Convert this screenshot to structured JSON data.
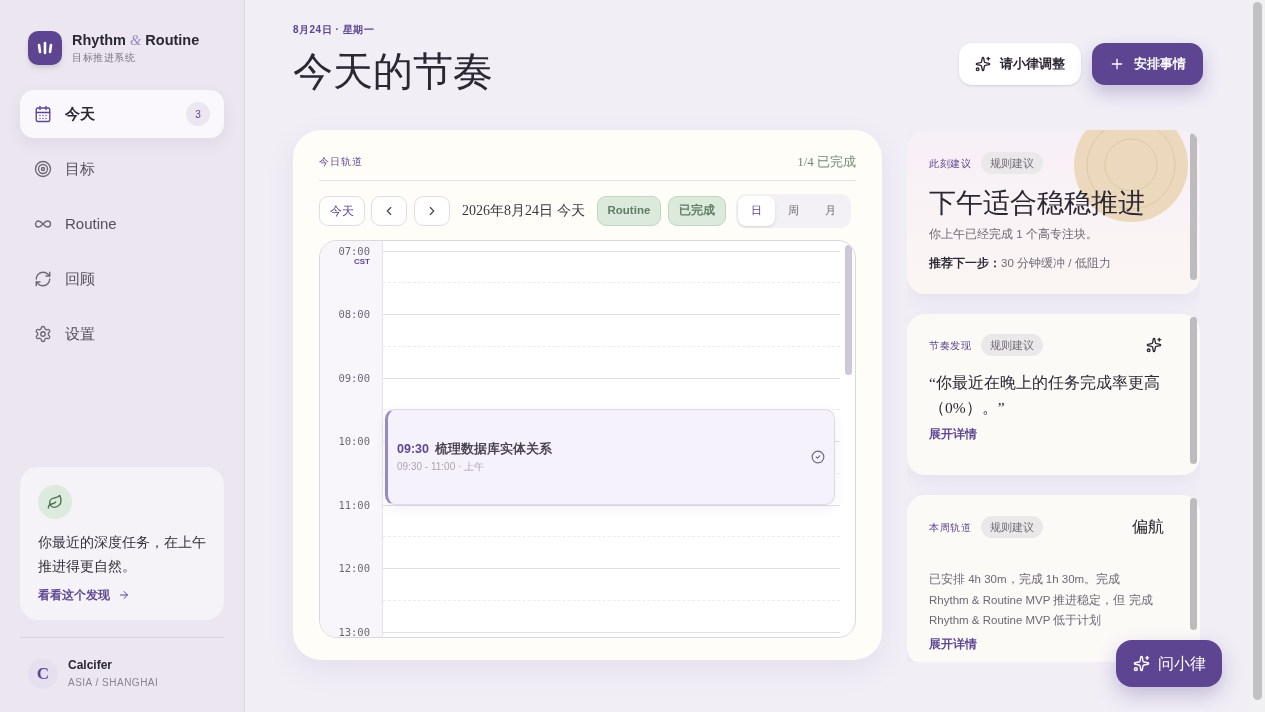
{
  "sidebar": {
    "brand": {
      "name_start": "Rhythm",
      "ampersand": "&",
      "name_end": "Routine",
      "subtitle": "目标推进系统"
    },
    "nav": [
      {
        "label": "今天",
        "badge": "3",
        "selected": true
      },
      {
        "label": "目标",
        "selected": false
      },
      {
        "label": "Routine",
        "selected": false
      },
      {
        "label": "回顾",
        "selected": false
      },
      {
        "label": "设置",
        "selected": false
      }
    ],
    "insight": {
      "text": "你最近的深度任务，在上午推进得更自然。",
      "link": "看看这个发现"
    },
    "user": {
      "initial": "C",
      "name": "Calcifer",
      "timezone": "ASIA / SHANGHAI"
    }
  },
  "header": {
    "date_line": "8月24日 · 星期一",
    "title": "今天的节奏",
    "buttons": [
      {
        "kind": "secondary",
        "label": "请小律调整"
      },
      {
        "kind": "primary",
        "label": "安排事情"
      }
    ]
  },
  "calendar": {
    "section_title": "今日轨道",
    "progress": "1/4 已完成",
    "today_button": "今天",
    "date": "2026年8月24日 今天",
    "filters": [
      "Routine",
      "已完成"
    ],
    "views": [
      {
        "label": "日",
        "selected": true
      },
      {
        "label": "周",
        "selected": false
      },
      {
        "label": "月",
        "selected": false
      }
    ],
    "timezone": "CST",
    "hours": [
      "07:00",
      "08:00",
      "09:00",
      "10:00",
      "11:00",
      "12:00",
      "13:00"
    ],
    "events": [
      {
        "time": "09:30",
        "title": "梳理数据库实体关系",
        "detail": "09:30 - 11:00 · 上午"
      }
    ]
  },
  "cards": [
    {
      "kind": "suggestion",
      "label": "此刻建议",
      "tag": "规则建议",
      "headline": "下午适合稳稳推进",
      "body": "你上午已经完成 1 个高专注块。",
      "next_label": "推荐下一步：",
      "next_text": "30 分钟缓冲 / 低阻力"
    },
    {
      "kind": "finding",
      "label": "节奏发现",
      "tag": "规则建议",
      "quote": "“你最近在晚上的任务完成率更高（0%）。”",
      "link": "展开详情"
    },
    {
      "kind": "week",
      "label": "本周轨道",
      "tag": "规则建议",
      "status": "偏航",
      "body": "已安排 4h 30m，完成 1h 30m。完成 Rhythm & Routine MVP 推进稳定，但 完成 Rhythm & Routine MVP 低于计划",
      "link": "展开详情"
    }
  ],
  "ask_button": "问小律"
}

::::::

Drop the images and quote the entries word for word.

• PROBLEM SOLUTION:
Convert this screenshot to structured JSON data.
{
  "sidebar": {
    "brand": {
      "name_start": "Rhythm",
      "ampersand": "&",
      "name_end": "Routine",
      "subtitle": "目标推进系统"
    },
    "nav": [
      {
        "label": "今天",
        "badge": "3",
        "selected": true
      },
      {
        "label": "目标",
        "selected": false
      },
      {
        "label": "Routine",
        "selected": false
      },
      {
        "label": "回顾",
        "selected": false
      },
      {
        "label": "设置",
        "selected": false
      }
    ],
    "insight": {
      "text": "你最近的深度任务，在上午推进得更自然。",
      "link": "看看这个发现"
    },
    "user": {
      "initial": "C",
      "name": "Calcifer",
      "timezone": "ASIA / SHANGHAI"
    }
  },
  "header": {
    "date_line": "8月24日 · 星期一",
    "title": "今天的节奏",
    "buttons": [
      {
        "kind": "secondary",
        "label": "请小律调整"
      },
      {
        "kind": "primary",
        "label": "安排事情"
      }
    ]
  },
  "calendar": {
    "section_title": "今日轨道",
    "progress": "1/4 已完成",
    "today_button": "今天",
    "date": "2026年8月24日 今天",
    "filters": [
      "Routine",
      "已完成"
    ],
    "views": [
      {
        "label": "日",
        "selected": true
      },
      {
        "label": "周",
        "selected": false
      },
      {
        "label": "月",
        "selected": false
      }
    ],
    "timezone": "CST",
    "hours": [
      "07:00",
      "08:00",
      "09:00",
      "10:00",
      "11:00",
      "12:00",
      "13:00"
    ],
    "events": [
      {
        "time": "09:30",
        "title": "梳理数据库实体关系",
        "detail": "09:30 - 11:00 · 上午"
      }
    ]
  },
  "cards": [
    {
      "kind": "suggestion",
      "label": "此刻建议",
      "tag": "规则建议",
      "headline": "下午适合稳稳推进",
      "body": "你上午已经完成 1 个高专注块。",
      "next_label": "推荐下一步：",
      "next_text": "30 分钟缓冲 / 低阻力"
    },
    {
      "kind": "finding",
      "label": "节奏发现",
      "tag": "规则建议",
      "quote": "“你最近在晚上的任务完成率更高（0%）。”",
      "link": "展开详情"
    },
    {
      "kind": "week",
      "label": "本周轨道",
      "tag": "规则建议",
      "status": "偏航",
      "body": "已安排 4h 30m，完成 1h 30m。完成 Rhythm & Routine MVP 推进稳定，但 完成 Rhythm & Routine MVP 低于计划",
      "link": "展开详情"
    }
  ],
  "ask_button": "问小律"
}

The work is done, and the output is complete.